● **STATED TASK**
Give only the number of lines in the data that include the string "color".

● **INPUT**
◇ ◇ ◇

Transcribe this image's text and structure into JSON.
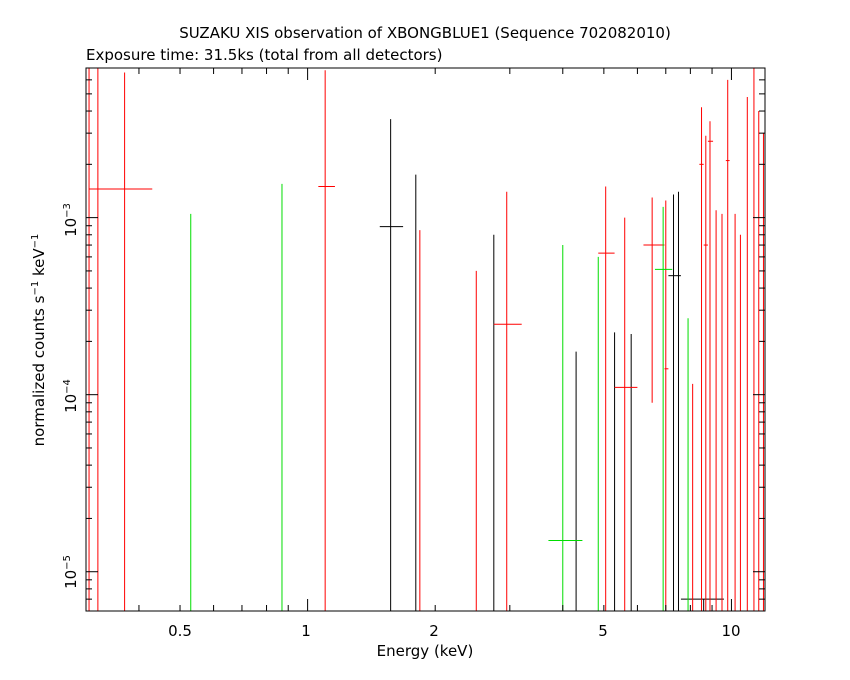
{
  "chart_data": {
    "type": "scatter",
    "title": "SUZAKU XIS observation of XBONGBLUE1 (Sequence 702082010)",
    "subtitle": "Exposure time: 31.5ks (total from all detectors)",
    "xlabel": "Energy (keV)",
    "ylabel": "normalized counts s-1 keV-1",
    "xscale": "log",
    "yscale": "log",
    "xlim": [
      0.3,
      12.0
    ],
    "ylim": [
      6e-06,
      0.007
    ],
    "grid": false,
    "x_ticks": [
      "0.5",
      "1",
      "2",
      "5",
      "10"
    ],
    "y_ticks": [
      "10-5",
      "10-4",
      "10-3"
    ],
    "series": [
      {
        "color": "#000000",
        "points": [
          {
            "x": 1.57,
            "xlo": 1.48,
            "xhi": 1.68,
            "y": 0.00089,
            "ylo": 6e-06,
            "yhi": 0.0036
          },
          {
            "x": 1.8,
            "xlo": 1.8,
            "xhi": 1.8,
            "y": 0.0004,
            "ylo": 6e-06,
            "yhi": 0.00175
          },
          {
            "x": 2.75,
            "xlo": 2.75,
            "xhi": 2.75,
            "y": 0.0002,
            "ylo": 6e-06,
            "yhi": 0.0008
          },
          {
            "x": 4.3,
            "xlo": 4.3,
            "xhi": 4.3,
            "y": 5e-05,
            "ylo": 6e-06,
            "yhi": 0.000175
          },
          {
            "x": 5.3,
            "xlo": 5.3,
            "xhi": 5.3,
            "y": 6e-05,
            "ylo": 6e-06,
            "yhi": 0.000225
          },
          {
            "x": 5.8,
            "xlo": 5.8,
            "xhi": 5.8,
            "y": 1.5e-05,
            "ylo": 6e-06,
            "yhi": 0.00022
          },
          {
            "x": 7.3,
            "xlo": 7.1,
            "xhi": 7.6,
            "y": 0.00047,
            "ylo": 6e-06,
            "yhi": 0.00135
          },
          {
            "x": 7.5,
            "xlo": 7.5,
            "xhi": 7.5,
            "y": 0.00048,
            "ylo": 6e-06,
            "yhi": 0.0014
          },
          {
            "x": 8.6,
            "xlo": 7.6,
            "xhi": 9.6,
            "y": 7e-06,
            "ylo": 6e-06,
            "yhi": 7e-06
          }
        ]
      },
      {
        "color": "#ff0000",
        "points": [
          {
            "x": 0.305,
            "xlo": 0.305,
            "xhi": 0.305,
            "y": 0.003,
            "ylo": 6e-06,
            "yhi": 0.007
          },
          {
            "x": 0.32,
            "xlo": 0.32,
            "xhi": 0.32,
            "y": 0.003,
            "ylo": 6e-06,
            "yhi": 0.007
          },
          {
            "x": 0.37,
            "xlo": 0.305,
            "xhi": 0.43,
            "y": 0.00145,
            "ylo": 6e-06,
            "yhi": 0.0066
          },
          {
            "x": 1.1,
            "xlo": 1.06,
            "xhi": 1.16,
            "y": 0.0015,
            "ylo": 6e-06,
            "yhi": 0.0068
          },
          {
            "x": 1.84,
            "xlo": 1.84,
            "xhi": 1.84,
            "y": 0.0002,
            "ylo": 6e-06,
            "yhi": 0.00085
          },
          {
            "x": 2.5,
            "xlo": 2.5,
            "xhi": 2.5,
            "y": 0.00012,
            "ylo": 6e-06,
            "yhi": 0.0005
          },
          {
            "x": 2.95,
            "xlo": 2.75,
            "xhi": 3.2,
            "y": 0.00025,
            "ylo": 6e-06,
            "yhi": 0.0014
          },
          {
            "x": 5.05,
            "xlo": 4.85,
            "xhi": 5.3,
            "y": 0.00063,
            "ylo": 6e-06,
            "yhi": 0.0015
          },
          {
            "x": 5.6,
            "xlo": 5.3,
            "xhi": 6.0,
            "y": 0.00011,
            "ylo": 6e-06,
            "yhi": 0.001
          },
          {
            "x": 6.5,
            "xlo": 6.2,
            "xhi": 6.95,
            "y": 0.0007,
            "ylo": 9e-05,
            "yhi": 0.0013
          },
          {
            "x": 7.0,
            "xlo": 6.95,
            "xhi": 7.1,
            "y": 0.00014,
            "ylo": 6e-06,
            "yhi": 0.00125
          },
          {
            "x": 8.1,
            "xlo": 8.1,
            "xhi": 8.1,
            "y": 3e-05,
            "ylo": 6e-06,
            "yhi": 0.000115
          },
          {
            "x": 8.5,
            "xlo": 8.4,
            "xhi": 8.6,
            "y": 0.002,
            "ylo": 6e-06,
            "yhi": 0.0042
          },
          {
            "x": 8.7,
            "xlo": 8.6,
            "xhi": 8.8,
            "y": 0.0007,
            "ylo": 6e-06,
            "yhi": 0.0029
          },
          {
            "x": 8.9,
            "xlo": 8.8,
            "xhi": 9.05,
            "y": 0.0027,
            "ylo": 6e-06,
            "yhi": 0.0035
          },
          {
            "x": 9.2,
            "xlo": 9.2,
            "xhi": 9.2,
            "y": 0.0003,
            "ylo": 6e-06,
            "yhi": 0.0011
          },
          {
            "x": 9.5,
            "xlo": 9.5,
            "xhi": 9.5,
            "y": 0.0003,
            "ylo": 6e-06,
            "yhi": 0.00105
          },
          {
            "x": 9.8,
            "xlo": 9.7,
            "xhi": 9.9,
            "y": 0.0021,
            "ylo": 6e-06,
            "yhi": 0.006
          },
          {
            "x": 10.2,
            "xlo": 10.2,
            "xhi": 10.2,
            "y": 0.0003,
            "ylo": 6e-06,
            "yhi": 0.00105
          },
          {
            "x": 10.5,
            "xlo": 10.5,
            "xhi": 10.5,
            "y": 0.0002,
            "ylo": 6e-06,
            "yhi": 0.0008
          },
          {
            "x": 10.9,
            "xlo": 10.9,
            "xhi": 10.9,
            "y": 0.001,
            "ylo": 6e-06,
            "yhi": 0.0048
          },
          {
            "x": 11.3,
            "xlo": 11.3,
            "xhi": 11.3,
            "y": 0.0015,
            "ylo": 6e-06,
            "yhi": 0.007
          },
          {
            "x": 11.6,
            "xlo": 11.6,
            "xhi": 11.6,
            "y": 0.0004,
            "ylo": 6e-06,
            "yhi": 0.004
          },
          {
            "x": 11.9,
            "xlo": 11.9,
            "xhi": 11.9,
            "y": 0.0008,
            "ylo": 6e-06,
            "yhi": 0.003
          }
        ]
      },
      {
        "color": "#00dd00",
        "points": [
          {
            "x": 0.53,
            "xlo": 0.53,
            "xhi": 0.53,
            "y": 0.0003,
            "ylo": 6e-06,
            "yhi": 0.00105
          },
          {
            "x": 0.87,
            "xlo": 0.87,
            "xhi": 0.87,
            "y": 0.0004,
            "ylo": 6e-06,
            "yhi": 0.00155
          },
          {
            "x": 4.0,
            "xlo": 3.7,
            "xhi": 4.45,
            "y": 1.5e-05,
            "ylo": 6e-06,
            "yhi": 0.0007
          },
          {
            "x": 4.85,
            "xlo": 4.85,
            "xhi": 4.85,
            "y": 0.00015,
            "ylo": 6e-06,
            "yhi": 0.0006
          },
          {
            "x": 6.9,
            "xlo": 6.6,
            "xhi": 7.25,
            "y": 0.00051,
            "ylo": 6e-06,
            "yhi": 0.00115
          },
          {
            "x": 7.9,
            "xlo": 7.9,
            "xhi": 7.9,
            "y": 7e-05,
            "ylo": 6e-06,
            "yhi": 0.00027
          }
        ]
      }
    ]
  }
}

◇ ◇ ◇

● **SOLUTION TO THE PROBLEM**
3